→ **Objective**
Find all the lines with "structured" and gather them.

Recorded data:
● ● ●

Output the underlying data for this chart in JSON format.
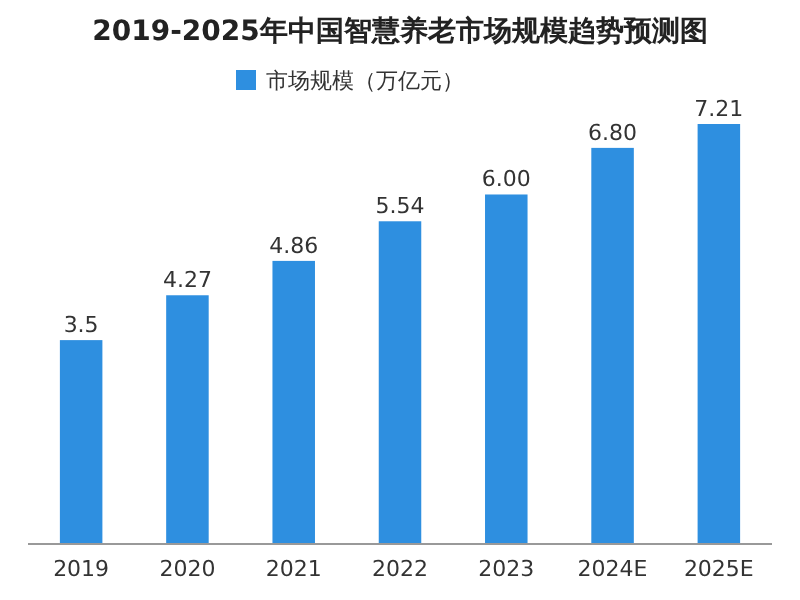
{
  "chart_data": {
    "type": "bar",
    "title": "2019-2025年中国智慧养老市场规模趋势预测图",
    "categories": [
      "2019",
      "2020",
      "2021",
      "2022",
      "2023",
      "2024E",
      "2025E"
    ],
    "series": [
      {
        "name": "市场规模（万亿元）",
        "color": "#2e8fe0",
        "values": [
          3.5,
          4.27,
          4.86,
          5.54,
          6.0,
          6.8,
          7.21
        ],
        "value_labels": [
          "3.5",
          "4.27",
          "4.86",
          "5.54",
          "6.00",
          "6.80",
          "7.21"
        ]
      }
    ],
    "legend": "top"
  }
}
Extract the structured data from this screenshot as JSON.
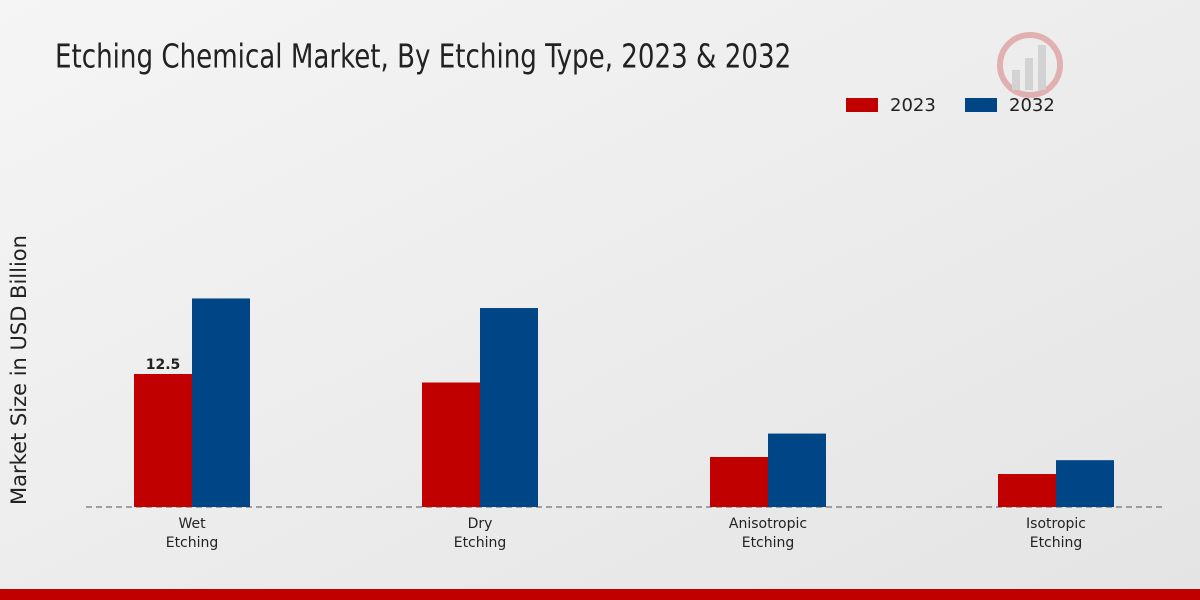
{
  "chart_data": {
    "type": "bar",
    "title": "Etching Chemical Market, By Etching Type, 2023 & 2032",
    "y_label": "Market Size in USD Billion",
    "categories": [
      "Wet Etching",
      "Dry Etching",
      "Anisotropic Etching",
      "Isotropic Etching"
    ],
    "series": [
      {
        "name": "2023",
        "color": "#c00000",
        "values": [
          12.5,
          11.7,
          4.7,
          3.1
        ],
        "value_labels": [
          "12.5",
          null,
          null,
          null
        ]
      },
      {
        "name": "2032",
        "color": "#004586",
        "values": [
          19.6,
          18.7,
          6.9,
          4.4
        ]
      }
    ],
    "ylim": [
      0,
      25
    ]
  }
}
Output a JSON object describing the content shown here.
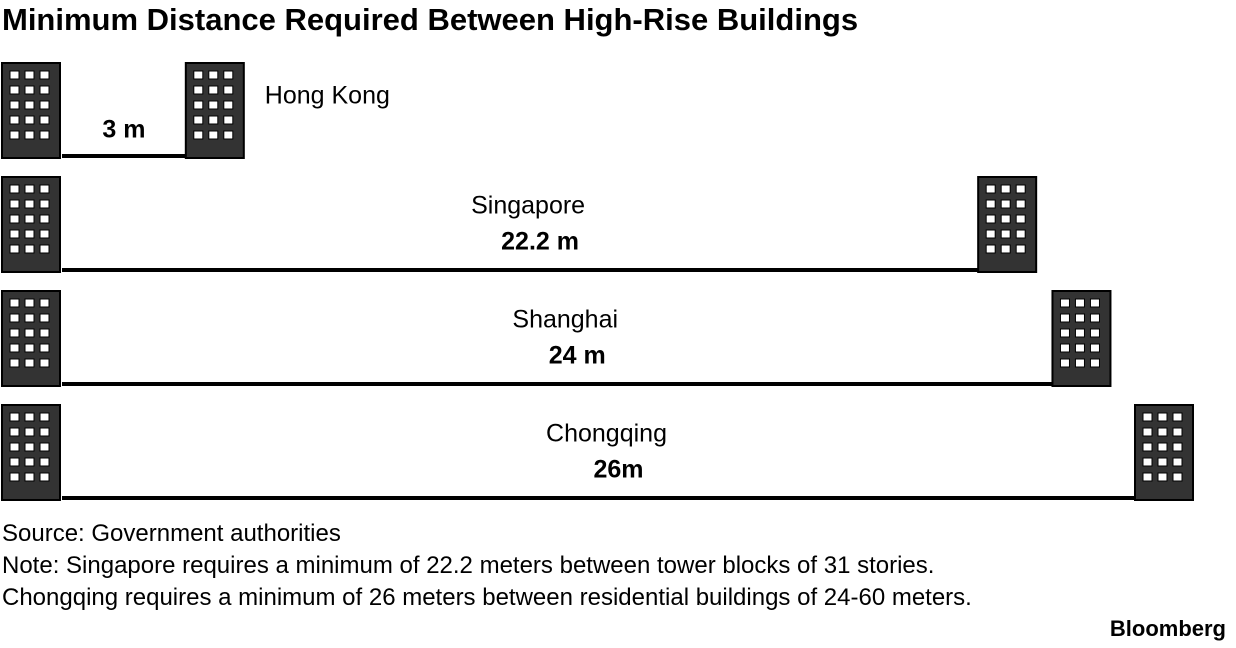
{
  "chart_data": {
    "type": "bar",
    "title": "Minimum Distance Required Between High-Rise Buildings",
    "categories": [
      "Hong Kong",
      "Singapore",
      "Shanghai",
      "Chongqing"
    ],
    "values": [
      3,
      22.2,
      24,
      26
    ],
    "value_labels": [
      "3 m",
      "22.2 m",
      "24 m",
      "26m"
    ],
    "color": "#333333",
    "source": "Source: Government authorities",
    "note": "Note: Singapore requires a minimum of 22.2 meters between tower blocks of 31 stories. Chongqing requires a minimum of 26 meters between residential buildings of 24-60 meters.",
    "brand": "Bloomberg"
  }
}
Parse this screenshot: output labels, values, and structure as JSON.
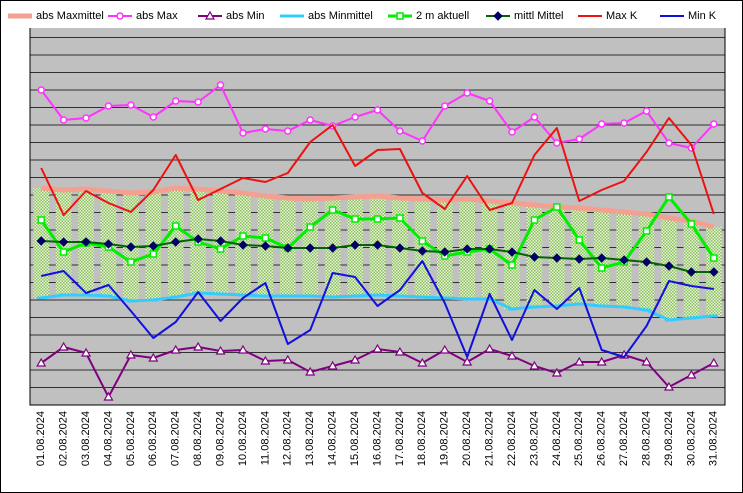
{
  "chart_data": {
    "type": "line",
    "categories": [
      "01.08.2024",
      "02.08.2024",
      "03.08.2024",
      "04.08.2024",
      "05.08.2024",
      "06.08.2024",
      "07.08.2024",
      "08.08.2024",
      "09.08.2024",
      "10.08.2024",
      "11.08.2024",
      "12.08.2024",
      "13.08.2024",
      "14.08.2024",
      "15.08.2024",
      "16.08.2024",
      "17.08.2024",
      "18.08.2024",
      "19.08.2024",
      "20.08.2024",
      "21.08.2024",
      "22.08.2024",
      "23.08.2024",
      "24.08.2024",
      "25.08.2024",
      "26.08.2024",
      "27.08.2024",
      "28.08.2024",
      "29.08.2024",
      "30.08.2024",
      "31.08.2024"
    ],
    "ylim": [
      0,
      385
    ],
    "yticks": [
      17.5,
      35,
      52.5,
      70,
      87.5,
      105,
      122.5,
      140,
      157.5,
      175,
      192.5,
      210,
      227.5,
      245,
      262.5,
      280,
      297.5,
      315,
      332.5,
      350,
      367.5
    ],
    "grid": true,
    "range_fill": "#b5d99c",
    "series": [
      {
        "name": "abs Maxmittel",
        "color": "#f4a090",
        "marker": "none",
        "width": 5,
        "values": [
          217,
          215,
          216,
          214,
          212,
          213,
          217,
          216,
          214,
          212,
          209,
          207,
          206,
          207,
          208,
          209,
          207,
          206,
          205,
          206,
          204,
          202,
          200,
          198,
          197,
          195,
          193,
          191,
          187,
          184,
          178
        ]
      },
      {
        "name": "abs Max",
        "color": "#ff33ff",
        "marker": "circle",
        "width": 2,
        "values": [
          315,
          285,
          287,
          299,
          300,
          288,
          304,
          303,
          320,
          272,
          276,
          274,
          285,
          279,
          288,
          295,
          274,
          264,
          299,
          312,
          304,
          273,
          288,
          262,
          266,
          281,
          282,
          294,
          262,
          257,
          281
        ]
      },
      {
        "name": "abs Min",
        "color": "#800080",
        "marker": "triangle",
        "width": 2,
        "values": [
          42,
          58,
          52,
          8,
          50,
          47,
          55,
          58,
          54,
          55,
          44,
          45,
          33,
          39,
          45,
          56,
          53,
          42,
          55,
          43,
          56,
          49,
          39,
          32,
          43,
          43,
          50,
          43,
          18,
          30,
          42
        ]
      },
      {
        "name": "abs Minmittel",
        "color": "#33ccff",
        "marker": "dash",
        "width": 3,
        "values": [
          107,
          110,
          110,
          109,
          104,
          105,
          108,
          112,
          111,
          110,
          109,
          109,
          109,
          108,
          109,
          110,
          109,
          108,
          107,
          106,
          106,
          96,
          98,
          99,
          101,
          99,
          98,
          95,
          85,
          87,
          89
        ]
      },
      {
        "name": "2 m aktuell",
        "color": "#00ee00",
        "marker": "square",
        "width": 3,
        "values": [
          185,
          153,
          162,
          158,
          143,
          151,
          179,
          163,
          156,
          169,
          167,
          157,
          178,
          195,
          186,
          186,
          187,
          164,
          149,
          153,
          156,
          140,
          185,
          198,
          165,
          137,
          143,
          174,
          208,
          181,
          147
        ]
      },
      {
        "name": "mittl Mittel",
        "color": "#006600",
        "marker": "diamond",
        "width": 2,
        "values": [
          164,
          163,
          163,
          161,
          158,
          159,
          163,
          166,
          164,
          160,
          159,
          157,
          157,
          157,
          160,
          160,
          157,
          154,
          153,
          156,
          156,
          153,
          148,
          147,
          146,
          147,
          145,
          143,
          139,
          133,
          133
        ]
      },
      {
        "name": "Max K",
        "color": "#ee1111",
        "marker": "none",
        "width": 2,
        "values": [
          237,
          190,
          214,
          202,
          193,
          215,
          250,
          205,
          216,
          227,
          223,
          232,
          263,
          280,
          239,
          255,
          256,
          212,
          196,
          229,
          195,
          202,
          250,
          277,
          204,
          215,
          224,
          253,
          287,
          260,
          191
        ]
      },
      {
        "name": "Min K",
        "color": "#1111dd",
        "marker": "none",
        "width": 2,
        "values": [
          129,
          134,
          112,
          120,
          94,
          67,
          83,
          113,
          84,
          107,
          122,
          61,
          75,
          132,
          128,
          99,
          115,
          144,
          102,
          48,
          111,
          65,
          115,
          96,
          117,
          55,
          48,
          79,
          124,
          119,
          116
        ]
      }
    ]
  }
}
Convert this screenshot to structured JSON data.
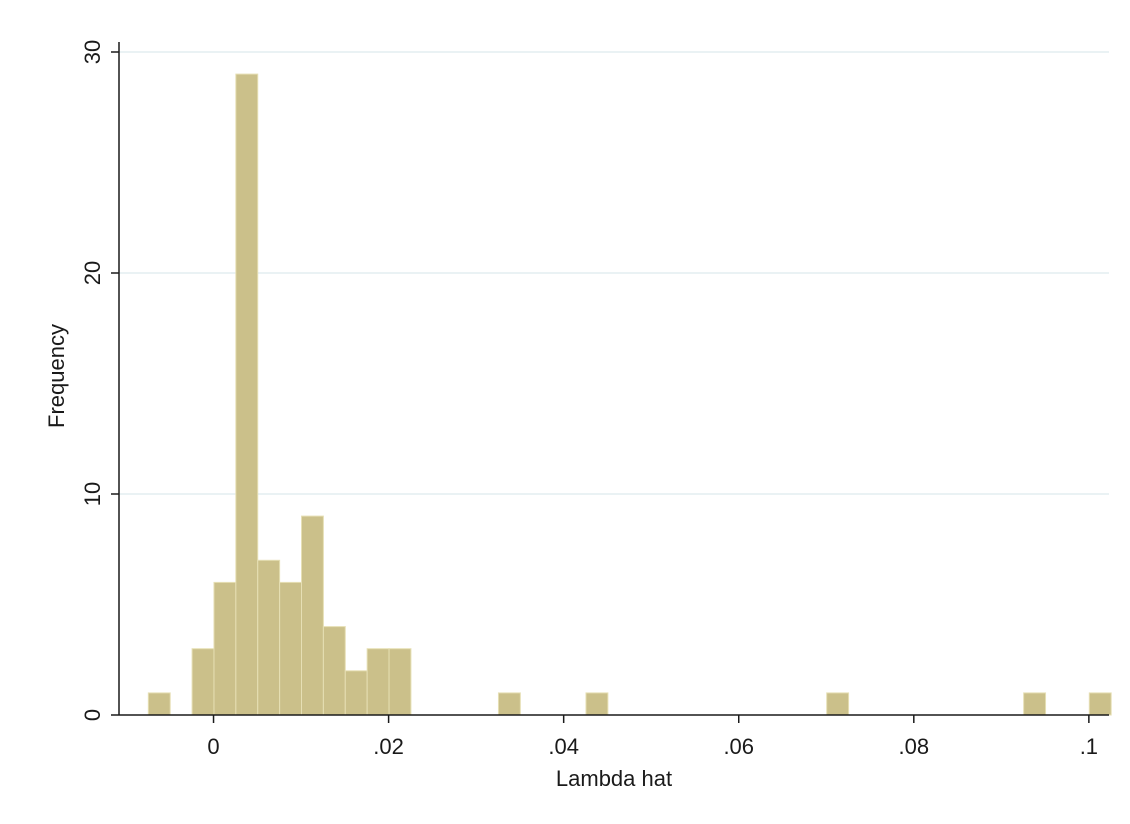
{
  "chart_data": {
    "type": "bar",
    "subtype": "histogram",
    "xlabel": "Lambda hat",
    "ylabel": "Frequency",
    "xlim": [
      -0.0108,
      0.1023
    ],
    "ylim": [
      0,
      30
    ],
    "x_ticks": [
      0,
      0.02,
      0.04,
      0.06,
      0.08,
      0.1
    ],
    "x_tick_labels": [
      "0",
      ".02",
      ".04",
      ".06",
      ".08",
      ".1"
    ],
    "y_ticks": [
      0,
      10,
      20,
      30
    ],
    "y_tick_labels": [
      "0",
      "10",
      "20",
      "30"
    ],
    "grid": true,
    "bar_color": "#cbc08a",
    "bar_edge_color": "#e6dfb4",
    "bin_width": 0.0025,
    "bins": [
      {
        "x": -0.0062,
        "count": 1
      },
      {
        "x": -0.0012,
        "count": 3
      },
      {
        "x": 0.0013,
        "count": 6
      },
      {
        "x": 0.0038,
        "count": 29
      },
      {
        "x": 0.0063,
        "count": 7
      },
      {
        "x": 0.0088,
        "count": 6
      },
      {
        "x": 0.0113,
        "count": 9
      },
      {
        "x": 0.0138,
        "count": 4
      },
      {
        "x": 0.0163,
        "count": 2
      },
      {
        "x": 0.0188,
        "count": 3
      },
      {
        "x": 0.0213,
        "count": 3
      },
      {
        "x": 0.0338,
        "count": 1
      },
      {
        "x": 0.0438,
        "count": 1
      },
      {
        "x": 0.0713,
        "count": 1
      },
      {
        "x": 0.0938,
        "count": 1
      },
      {
        "x": 0.1013,
        "count": 1
      }
    ]
  }
}
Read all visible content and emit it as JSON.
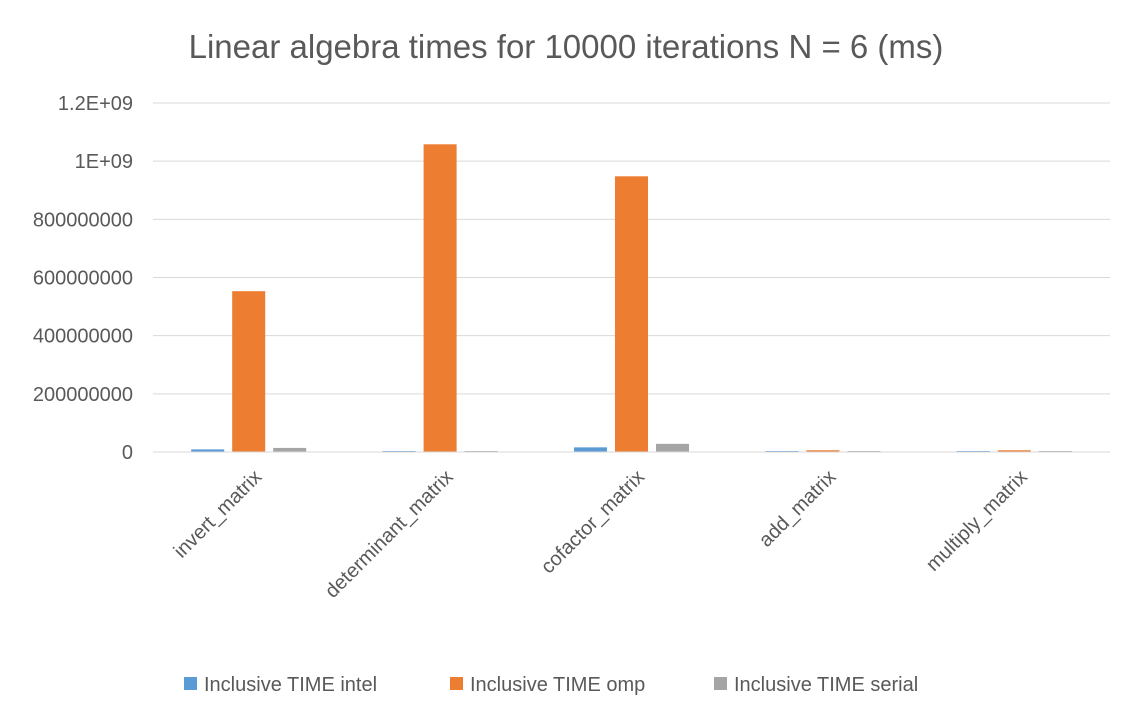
{
  "chart_data": {
    "type": "bar",
    "title": "Linear algebra times for 10000 iterations N = 6 (ms)",
    "xlabel": "",
    "ylabel": "",
    "categories": [
      "invert_matrix",
      "determinant_matrix",
      "cofactor_matrix",
      "add_matrix",
      "multiply_matrix"
    ],
    "series": [
      {
        "name": "Inclusive TIME intel",
        "color": "#5b9bd5",
        "values": [
          9000000,
          1500000,
          16000000,
          500000,
          500000
        ]
      },
      {
        "name": "Inclusive TIME omp",
        "color": "#ed7d31",
        "values": [
          553000000,
          1058000000,
          948000000,
          6000000,
          6000000
        ]
      },
      {
        "name": "Inclusive TIME serial",
        "color": "#a5a5a5",
        "values": [
          14000000,
          3000000,
          28000000,
          1500000,
          1500000
        ]
      }
    ],
    "ylim": [
      0,
      1200000000
    ],
    "yticks": [
      0,
      200000000,
      400000000,
      600000000,
      800000000,
      1000000000,
      1200000000
    ],
    "ytick_labels": [
      "0",
      "200000000",
      "400000000",
      "600000000",
      "800000000",
      "1E+09",
      "1.2E+09"
    ],
    "grid": true,
    "legend_position": "bottom"
  }
}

● ● ●

→ **Task answer**
Extract the structured data from this screenshot as JSON.
Convert this screenshot to structured JSON data.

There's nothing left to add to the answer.